[Records from a dataset]

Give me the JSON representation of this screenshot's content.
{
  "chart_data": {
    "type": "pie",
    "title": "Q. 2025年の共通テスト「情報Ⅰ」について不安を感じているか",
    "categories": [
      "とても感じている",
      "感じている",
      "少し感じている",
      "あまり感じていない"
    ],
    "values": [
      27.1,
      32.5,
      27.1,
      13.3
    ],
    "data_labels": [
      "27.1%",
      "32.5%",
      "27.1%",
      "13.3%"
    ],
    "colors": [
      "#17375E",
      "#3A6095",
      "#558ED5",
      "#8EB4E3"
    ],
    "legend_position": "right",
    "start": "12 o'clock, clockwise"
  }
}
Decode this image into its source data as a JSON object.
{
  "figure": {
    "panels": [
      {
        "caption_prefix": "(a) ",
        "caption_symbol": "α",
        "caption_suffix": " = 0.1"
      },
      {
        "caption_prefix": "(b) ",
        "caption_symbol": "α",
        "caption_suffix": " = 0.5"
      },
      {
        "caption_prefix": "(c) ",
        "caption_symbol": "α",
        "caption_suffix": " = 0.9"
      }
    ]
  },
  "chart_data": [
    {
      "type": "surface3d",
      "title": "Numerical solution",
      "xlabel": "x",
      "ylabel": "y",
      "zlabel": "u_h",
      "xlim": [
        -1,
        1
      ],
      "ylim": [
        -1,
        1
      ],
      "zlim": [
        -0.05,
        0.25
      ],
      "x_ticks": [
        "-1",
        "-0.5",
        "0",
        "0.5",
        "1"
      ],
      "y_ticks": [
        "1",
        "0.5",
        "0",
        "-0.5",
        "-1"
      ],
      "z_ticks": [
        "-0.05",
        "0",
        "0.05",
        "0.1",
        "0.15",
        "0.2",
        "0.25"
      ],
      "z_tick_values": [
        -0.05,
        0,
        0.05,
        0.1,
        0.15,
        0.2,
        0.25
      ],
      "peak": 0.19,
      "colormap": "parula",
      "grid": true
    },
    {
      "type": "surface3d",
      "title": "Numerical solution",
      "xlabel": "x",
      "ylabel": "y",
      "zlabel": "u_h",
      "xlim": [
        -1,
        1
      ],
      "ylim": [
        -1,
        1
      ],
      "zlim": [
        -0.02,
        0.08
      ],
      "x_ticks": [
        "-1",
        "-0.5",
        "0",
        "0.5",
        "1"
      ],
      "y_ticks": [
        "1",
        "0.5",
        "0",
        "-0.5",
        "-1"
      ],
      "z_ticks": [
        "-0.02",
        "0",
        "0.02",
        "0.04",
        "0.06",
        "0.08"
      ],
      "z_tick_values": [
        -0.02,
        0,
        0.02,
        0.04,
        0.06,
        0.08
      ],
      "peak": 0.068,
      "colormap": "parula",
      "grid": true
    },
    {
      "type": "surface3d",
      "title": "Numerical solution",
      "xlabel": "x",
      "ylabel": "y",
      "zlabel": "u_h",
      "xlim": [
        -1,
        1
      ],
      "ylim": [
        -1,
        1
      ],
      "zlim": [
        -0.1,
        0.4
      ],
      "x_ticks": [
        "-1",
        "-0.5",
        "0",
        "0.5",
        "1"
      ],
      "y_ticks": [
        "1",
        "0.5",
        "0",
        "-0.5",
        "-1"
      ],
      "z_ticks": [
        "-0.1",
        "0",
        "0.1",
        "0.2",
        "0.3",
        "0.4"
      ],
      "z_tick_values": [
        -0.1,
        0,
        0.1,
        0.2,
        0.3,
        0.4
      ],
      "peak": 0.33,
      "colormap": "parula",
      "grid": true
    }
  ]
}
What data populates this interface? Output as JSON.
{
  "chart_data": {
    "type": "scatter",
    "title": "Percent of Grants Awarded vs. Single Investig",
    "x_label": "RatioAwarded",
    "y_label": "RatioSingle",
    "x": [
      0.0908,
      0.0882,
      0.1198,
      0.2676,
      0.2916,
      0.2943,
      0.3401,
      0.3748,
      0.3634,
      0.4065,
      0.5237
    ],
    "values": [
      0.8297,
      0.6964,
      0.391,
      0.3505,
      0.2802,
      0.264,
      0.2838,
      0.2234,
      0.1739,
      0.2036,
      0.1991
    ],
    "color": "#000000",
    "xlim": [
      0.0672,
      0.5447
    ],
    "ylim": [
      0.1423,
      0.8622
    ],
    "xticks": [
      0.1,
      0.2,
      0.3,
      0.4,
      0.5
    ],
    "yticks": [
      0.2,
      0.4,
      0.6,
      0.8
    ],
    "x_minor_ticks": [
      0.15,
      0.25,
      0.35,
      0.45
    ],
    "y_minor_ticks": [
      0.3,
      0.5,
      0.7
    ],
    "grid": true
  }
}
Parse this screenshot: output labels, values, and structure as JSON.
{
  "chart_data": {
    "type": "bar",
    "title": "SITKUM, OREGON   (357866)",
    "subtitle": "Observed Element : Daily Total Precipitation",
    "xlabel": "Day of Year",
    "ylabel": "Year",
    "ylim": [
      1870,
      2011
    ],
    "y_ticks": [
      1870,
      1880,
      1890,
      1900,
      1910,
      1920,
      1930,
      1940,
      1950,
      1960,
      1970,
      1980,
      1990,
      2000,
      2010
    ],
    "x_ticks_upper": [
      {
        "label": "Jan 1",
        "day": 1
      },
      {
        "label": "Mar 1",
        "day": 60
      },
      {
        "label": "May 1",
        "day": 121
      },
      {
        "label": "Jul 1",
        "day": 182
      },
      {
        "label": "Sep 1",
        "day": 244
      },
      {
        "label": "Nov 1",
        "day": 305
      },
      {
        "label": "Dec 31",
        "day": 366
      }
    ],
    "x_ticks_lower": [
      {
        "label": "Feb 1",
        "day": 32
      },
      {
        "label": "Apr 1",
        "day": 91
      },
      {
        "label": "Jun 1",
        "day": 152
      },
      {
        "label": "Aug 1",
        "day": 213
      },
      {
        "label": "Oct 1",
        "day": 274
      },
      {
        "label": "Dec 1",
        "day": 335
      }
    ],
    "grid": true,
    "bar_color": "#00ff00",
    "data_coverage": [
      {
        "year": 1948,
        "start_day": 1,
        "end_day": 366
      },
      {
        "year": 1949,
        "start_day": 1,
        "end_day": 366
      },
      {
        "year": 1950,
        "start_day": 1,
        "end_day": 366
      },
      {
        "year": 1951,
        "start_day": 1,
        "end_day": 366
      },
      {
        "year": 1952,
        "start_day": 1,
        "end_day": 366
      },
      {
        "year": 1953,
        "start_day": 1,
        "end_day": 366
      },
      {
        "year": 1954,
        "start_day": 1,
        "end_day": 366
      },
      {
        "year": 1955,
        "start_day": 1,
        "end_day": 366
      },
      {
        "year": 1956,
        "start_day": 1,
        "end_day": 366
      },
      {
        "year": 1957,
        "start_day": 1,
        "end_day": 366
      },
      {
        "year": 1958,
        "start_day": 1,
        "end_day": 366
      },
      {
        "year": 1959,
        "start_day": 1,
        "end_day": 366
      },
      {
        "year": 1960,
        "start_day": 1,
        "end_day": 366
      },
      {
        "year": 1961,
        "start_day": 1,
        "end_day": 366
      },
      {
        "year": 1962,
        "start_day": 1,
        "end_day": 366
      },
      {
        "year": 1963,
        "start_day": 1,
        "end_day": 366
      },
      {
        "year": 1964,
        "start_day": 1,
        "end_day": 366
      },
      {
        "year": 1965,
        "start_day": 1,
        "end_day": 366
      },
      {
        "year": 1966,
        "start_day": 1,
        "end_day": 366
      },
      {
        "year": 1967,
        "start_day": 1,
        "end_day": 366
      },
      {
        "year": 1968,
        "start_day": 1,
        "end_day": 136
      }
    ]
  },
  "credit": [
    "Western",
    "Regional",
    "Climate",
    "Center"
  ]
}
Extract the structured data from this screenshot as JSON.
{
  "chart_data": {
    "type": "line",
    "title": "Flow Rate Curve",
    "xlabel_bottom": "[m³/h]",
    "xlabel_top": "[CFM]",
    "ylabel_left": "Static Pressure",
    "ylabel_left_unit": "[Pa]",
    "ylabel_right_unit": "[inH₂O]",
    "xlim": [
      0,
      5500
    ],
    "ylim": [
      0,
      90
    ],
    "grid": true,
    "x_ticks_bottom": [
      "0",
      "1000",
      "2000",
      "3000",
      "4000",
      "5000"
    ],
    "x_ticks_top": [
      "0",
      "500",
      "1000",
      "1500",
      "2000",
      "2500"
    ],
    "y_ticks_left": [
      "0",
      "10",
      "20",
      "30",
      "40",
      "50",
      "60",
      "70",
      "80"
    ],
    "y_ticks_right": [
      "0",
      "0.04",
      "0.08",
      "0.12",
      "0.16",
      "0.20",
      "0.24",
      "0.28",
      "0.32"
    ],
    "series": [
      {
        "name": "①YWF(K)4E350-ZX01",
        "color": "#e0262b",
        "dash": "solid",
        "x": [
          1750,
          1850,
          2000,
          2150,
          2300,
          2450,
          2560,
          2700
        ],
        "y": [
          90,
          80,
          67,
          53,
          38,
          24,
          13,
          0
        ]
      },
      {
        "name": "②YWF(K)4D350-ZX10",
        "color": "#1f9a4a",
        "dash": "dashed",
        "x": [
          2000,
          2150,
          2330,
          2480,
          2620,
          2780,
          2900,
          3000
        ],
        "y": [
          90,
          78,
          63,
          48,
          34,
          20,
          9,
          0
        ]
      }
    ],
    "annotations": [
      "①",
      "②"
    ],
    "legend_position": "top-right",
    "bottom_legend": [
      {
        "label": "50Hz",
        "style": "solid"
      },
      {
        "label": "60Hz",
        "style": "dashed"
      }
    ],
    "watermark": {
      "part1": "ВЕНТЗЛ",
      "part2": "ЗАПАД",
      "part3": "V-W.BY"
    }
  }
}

■ DESCRIPTION OF THE TASK: Which lines hold the word "screenshot"? Return all of them from the records above.

■ EXERCISE SOLUTION:
Give me the JSON representation of this screenshot's content.
Parse this screenshot: output labels, values, and structure as JSON.
Extract the structured data from this screenshot as JSON.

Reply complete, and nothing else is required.